Return every line of the data below that includes the string "folder".

(Some records)
•••••

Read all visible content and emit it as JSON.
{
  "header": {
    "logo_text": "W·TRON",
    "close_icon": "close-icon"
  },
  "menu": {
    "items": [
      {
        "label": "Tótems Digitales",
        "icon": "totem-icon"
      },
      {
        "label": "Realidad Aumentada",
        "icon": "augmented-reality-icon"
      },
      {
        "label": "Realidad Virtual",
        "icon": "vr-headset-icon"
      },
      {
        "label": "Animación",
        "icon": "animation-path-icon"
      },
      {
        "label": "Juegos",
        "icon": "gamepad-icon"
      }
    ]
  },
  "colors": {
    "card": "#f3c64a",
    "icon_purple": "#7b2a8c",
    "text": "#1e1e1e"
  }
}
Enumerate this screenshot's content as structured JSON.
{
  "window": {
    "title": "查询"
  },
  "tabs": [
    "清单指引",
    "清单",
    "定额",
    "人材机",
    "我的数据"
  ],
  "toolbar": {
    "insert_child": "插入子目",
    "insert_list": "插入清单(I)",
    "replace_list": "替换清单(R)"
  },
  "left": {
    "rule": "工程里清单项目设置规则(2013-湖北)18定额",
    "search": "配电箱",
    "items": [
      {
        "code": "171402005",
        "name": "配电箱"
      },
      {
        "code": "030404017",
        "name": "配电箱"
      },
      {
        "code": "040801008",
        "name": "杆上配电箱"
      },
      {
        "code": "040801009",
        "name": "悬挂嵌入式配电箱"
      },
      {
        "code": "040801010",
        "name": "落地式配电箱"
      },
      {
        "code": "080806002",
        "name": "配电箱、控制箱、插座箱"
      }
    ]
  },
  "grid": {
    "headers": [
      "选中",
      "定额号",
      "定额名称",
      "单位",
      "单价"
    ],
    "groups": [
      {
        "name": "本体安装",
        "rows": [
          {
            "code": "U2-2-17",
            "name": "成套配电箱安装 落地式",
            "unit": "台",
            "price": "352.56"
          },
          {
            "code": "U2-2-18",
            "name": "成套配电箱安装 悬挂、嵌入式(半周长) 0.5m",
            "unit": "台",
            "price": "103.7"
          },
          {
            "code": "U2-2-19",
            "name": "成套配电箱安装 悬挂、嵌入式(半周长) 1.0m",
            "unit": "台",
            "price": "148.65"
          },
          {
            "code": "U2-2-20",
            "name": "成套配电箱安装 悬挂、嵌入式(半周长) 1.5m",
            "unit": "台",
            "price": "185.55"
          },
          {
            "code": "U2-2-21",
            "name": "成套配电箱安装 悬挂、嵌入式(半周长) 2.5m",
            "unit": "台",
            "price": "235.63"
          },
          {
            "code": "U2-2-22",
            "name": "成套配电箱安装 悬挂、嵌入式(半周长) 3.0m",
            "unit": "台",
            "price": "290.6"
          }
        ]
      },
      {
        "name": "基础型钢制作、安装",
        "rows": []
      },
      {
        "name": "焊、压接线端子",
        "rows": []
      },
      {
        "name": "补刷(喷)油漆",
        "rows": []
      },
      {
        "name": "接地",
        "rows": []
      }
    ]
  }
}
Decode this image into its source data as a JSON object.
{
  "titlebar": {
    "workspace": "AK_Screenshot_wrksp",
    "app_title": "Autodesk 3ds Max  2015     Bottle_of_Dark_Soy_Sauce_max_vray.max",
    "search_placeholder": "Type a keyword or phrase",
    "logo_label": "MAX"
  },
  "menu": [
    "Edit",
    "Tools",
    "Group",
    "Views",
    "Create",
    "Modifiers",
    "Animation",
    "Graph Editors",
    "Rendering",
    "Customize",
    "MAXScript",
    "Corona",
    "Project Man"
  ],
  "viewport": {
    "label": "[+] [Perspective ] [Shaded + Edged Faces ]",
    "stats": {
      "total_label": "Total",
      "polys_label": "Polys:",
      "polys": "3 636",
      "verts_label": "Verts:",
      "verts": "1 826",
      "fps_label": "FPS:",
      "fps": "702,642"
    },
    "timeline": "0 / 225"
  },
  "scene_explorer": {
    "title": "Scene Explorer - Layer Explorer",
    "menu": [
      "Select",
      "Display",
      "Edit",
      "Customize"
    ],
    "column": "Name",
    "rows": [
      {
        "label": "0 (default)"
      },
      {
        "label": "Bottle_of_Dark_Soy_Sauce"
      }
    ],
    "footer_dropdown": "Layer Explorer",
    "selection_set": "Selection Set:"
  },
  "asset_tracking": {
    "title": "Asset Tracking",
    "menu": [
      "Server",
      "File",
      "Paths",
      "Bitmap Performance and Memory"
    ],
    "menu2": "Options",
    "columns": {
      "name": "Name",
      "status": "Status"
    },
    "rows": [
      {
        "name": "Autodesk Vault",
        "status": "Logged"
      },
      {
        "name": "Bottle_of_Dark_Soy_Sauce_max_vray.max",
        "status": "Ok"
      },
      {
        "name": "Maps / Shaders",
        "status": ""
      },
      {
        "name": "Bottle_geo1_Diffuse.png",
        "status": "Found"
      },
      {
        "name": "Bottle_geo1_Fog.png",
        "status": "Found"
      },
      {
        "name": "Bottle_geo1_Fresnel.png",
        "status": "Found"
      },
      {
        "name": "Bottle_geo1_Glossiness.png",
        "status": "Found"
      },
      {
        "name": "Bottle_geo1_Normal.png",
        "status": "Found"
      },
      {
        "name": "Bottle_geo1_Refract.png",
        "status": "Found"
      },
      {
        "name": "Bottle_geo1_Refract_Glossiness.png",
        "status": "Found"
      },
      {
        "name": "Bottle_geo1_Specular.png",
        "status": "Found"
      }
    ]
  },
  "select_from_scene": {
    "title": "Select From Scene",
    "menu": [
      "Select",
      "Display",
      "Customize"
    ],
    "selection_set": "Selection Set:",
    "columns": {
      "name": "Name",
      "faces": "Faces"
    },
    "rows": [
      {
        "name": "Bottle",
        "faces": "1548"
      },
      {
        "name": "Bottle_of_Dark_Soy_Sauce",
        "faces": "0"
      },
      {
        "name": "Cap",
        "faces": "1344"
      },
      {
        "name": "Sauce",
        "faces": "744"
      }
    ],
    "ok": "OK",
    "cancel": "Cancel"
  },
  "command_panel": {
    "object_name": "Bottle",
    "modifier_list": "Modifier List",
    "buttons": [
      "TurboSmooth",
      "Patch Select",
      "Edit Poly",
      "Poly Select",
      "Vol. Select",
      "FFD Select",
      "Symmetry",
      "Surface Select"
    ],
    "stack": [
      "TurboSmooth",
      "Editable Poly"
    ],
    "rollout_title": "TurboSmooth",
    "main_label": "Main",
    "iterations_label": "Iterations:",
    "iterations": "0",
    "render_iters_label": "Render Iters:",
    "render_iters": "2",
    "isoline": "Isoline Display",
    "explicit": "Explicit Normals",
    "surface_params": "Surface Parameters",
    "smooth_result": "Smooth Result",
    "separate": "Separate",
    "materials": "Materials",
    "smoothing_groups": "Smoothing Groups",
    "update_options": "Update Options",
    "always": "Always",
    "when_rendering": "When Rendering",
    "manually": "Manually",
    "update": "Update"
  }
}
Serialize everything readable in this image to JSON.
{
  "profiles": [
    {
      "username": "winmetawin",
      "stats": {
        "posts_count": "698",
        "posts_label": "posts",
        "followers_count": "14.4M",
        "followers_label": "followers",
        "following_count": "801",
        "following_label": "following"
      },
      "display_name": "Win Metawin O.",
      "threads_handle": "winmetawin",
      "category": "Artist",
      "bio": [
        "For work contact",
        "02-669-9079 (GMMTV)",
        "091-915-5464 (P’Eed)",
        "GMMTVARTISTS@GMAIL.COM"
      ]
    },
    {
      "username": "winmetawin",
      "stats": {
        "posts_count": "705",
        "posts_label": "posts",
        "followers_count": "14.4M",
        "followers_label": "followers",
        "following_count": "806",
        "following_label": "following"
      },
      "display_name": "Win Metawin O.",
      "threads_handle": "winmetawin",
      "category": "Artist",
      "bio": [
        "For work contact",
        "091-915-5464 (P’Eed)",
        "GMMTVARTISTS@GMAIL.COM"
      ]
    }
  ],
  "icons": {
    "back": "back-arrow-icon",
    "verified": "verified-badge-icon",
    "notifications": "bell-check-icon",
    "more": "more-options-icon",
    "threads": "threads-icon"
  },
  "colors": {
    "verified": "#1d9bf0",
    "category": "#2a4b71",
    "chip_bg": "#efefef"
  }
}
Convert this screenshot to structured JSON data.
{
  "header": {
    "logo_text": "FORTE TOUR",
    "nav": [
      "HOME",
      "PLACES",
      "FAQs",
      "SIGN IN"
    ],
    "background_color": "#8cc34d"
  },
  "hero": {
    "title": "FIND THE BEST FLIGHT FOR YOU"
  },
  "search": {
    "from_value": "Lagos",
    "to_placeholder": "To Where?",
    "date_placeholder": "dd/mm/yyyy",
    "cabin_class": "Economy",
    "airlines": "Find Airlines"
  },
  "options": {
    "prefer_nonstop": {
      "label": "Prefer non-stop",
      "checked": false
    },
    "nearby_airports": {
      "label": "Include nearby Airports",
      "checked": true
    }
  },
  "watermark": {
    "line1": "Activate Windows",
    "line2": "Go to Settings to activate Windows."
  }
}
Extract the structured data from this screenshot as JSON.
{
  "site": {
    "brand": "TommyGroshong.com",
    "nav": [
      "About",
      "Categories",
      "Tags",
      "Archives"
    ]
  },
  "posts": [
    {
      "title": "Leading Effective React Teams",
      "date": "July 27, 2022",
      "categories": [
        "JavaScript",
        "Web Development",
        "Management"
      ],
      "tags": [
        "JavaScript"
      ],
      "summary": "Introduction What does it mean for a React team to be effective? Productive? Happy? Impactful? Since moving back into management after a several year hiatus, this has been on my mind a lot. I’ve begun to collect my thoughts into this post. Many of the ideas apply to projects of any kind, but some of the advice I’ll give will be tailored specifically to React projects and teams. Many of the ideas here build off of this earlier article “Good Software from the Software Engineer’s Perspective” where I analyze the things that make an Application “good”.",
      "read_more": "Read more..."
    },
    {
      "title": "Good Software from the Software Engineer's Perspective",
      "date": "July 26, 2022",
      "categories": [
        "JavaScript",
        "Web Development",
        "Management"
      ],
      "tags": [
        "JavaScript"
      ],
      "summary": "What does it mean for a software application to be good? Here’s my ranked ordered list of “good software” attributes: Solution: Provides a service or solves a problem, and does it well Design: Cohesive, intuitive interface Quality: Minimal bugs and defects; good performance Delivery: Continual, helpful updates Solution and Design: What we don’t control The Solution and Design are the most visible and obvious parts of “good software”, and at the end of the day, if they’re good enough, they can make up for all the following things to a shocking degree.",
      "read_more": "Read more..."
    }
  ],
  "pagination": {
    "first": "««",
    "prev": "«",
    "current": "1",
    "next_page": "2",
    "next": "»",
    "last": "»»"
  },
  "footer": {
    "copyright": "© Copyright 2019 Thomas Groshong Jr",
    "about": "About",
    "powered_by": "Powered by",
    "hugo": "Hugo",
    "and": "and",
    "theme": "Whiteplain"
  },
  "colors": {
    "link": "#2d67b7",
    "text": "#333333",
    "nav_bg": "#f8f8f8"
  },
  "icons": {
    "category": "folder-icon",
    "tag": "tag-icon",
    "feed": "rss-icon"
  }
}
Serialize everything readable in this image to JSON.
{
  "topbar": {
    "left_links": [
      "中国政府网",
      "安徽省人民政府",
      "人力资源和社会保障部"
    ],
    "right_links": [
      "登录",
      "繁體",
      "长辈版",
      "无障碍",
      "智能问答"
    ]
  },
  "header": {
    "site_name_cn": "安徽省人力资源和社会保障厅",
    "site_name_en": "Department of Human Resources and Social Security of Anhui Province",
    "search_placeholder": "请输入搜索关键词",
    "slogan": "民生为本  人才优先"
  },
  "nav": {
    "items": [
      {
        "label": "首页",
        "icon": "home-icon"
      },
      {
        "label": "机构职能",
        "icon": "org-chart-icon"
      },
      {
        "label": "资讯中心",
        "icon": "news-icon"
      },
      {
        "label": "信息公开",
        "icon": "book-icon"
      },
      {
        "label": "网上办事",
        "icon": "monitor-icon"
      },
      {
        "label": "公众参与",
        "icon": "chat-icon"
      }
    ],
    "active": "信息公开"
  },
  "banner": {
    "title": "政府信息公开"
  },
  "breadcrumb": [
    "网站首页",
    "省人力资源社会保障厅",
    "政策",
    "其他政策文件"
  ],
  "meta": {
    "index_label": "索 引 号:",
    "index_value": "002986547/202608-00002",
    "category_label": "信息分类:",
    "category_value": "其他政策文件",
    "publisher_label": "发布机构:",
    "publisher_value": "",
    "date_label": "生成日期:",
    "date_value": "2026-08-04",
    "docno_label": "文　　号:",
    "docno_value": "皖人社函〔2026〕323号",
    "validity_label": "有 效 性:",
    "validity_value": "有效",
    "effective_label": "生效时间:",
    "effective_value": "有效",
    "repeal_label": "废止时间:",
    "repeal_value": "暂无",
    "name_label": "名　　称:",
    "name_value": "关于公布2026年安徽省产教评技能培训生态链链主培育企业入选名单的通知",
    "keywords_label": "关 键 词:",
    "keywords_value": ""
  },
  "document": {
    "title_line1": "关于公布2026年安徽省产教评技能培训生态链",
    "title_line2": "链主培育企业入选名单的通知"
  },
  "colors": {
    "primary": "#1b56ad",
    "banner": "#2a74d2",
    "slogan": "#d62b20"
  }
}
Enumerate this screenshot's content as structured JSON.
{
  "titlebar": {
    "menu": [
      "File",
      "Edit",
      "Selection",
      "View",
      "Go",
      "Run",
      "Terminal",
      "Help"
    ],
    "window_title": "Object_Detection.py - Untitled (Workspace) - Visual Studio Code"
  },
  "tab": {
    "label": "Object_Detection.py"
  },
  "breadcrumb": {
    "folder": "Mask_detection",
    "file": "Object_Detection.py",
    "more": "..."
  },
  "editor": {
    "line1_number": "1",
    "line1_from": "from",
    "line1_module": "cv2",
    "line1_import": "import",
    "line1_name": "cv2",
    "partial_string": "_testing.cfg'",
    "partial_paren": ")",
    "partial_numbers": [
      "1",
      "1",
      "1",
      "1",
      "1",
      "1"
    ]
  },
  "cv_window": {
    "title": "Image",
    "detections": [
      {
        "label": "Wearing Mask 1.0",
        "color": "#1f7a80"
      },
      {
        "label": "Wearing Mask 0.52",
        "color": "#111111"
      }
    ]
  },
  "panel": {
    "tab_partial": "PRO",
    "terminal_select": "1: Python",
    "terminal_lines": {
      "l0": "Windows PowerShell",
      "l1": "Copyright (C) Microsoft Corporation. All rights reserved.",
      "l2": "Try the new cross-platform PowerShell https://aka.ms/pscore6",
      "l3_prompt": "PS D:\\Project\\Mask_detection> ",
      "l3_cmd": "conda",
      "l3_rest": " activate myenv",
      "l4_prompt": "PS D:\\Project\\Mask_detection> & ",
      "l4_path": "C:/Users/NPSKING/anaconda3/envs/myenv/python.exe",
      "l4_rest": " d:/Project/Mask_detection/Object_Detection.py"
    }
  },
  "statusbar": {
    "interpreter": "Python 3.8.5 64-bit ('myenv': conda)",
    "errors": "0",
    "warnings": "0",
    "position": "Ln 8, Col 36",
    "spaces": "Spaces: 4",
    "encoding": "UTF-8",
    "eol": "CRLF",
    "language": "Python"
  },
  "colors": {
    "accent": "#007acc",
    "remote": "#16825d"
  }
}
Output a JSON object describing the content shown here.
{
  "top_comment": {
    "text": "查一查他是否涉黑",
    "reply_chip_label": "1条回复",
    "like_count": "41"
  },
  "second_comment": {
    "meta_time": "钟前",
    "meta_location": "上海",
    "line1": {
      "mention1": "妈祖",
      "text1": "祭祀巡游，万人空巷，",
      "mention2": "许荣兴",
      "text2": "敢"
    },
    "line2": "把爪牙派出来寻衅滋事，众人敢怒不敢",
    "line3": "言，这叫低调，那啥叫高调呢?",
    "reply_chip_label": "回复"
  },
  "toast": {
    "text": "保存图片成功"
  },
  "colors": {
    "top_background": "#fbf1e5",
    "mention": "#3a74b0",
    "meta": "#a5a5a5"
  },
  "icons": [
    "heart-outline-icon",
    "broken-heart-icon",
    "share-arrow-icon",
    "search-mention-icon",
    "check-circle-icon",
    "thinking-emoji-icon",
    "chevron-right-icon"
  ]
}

•••••

◆ **ANSWER TO THIS PROBLEM**:
    "category": "folder-icon",
    "folder": "Mask_detection",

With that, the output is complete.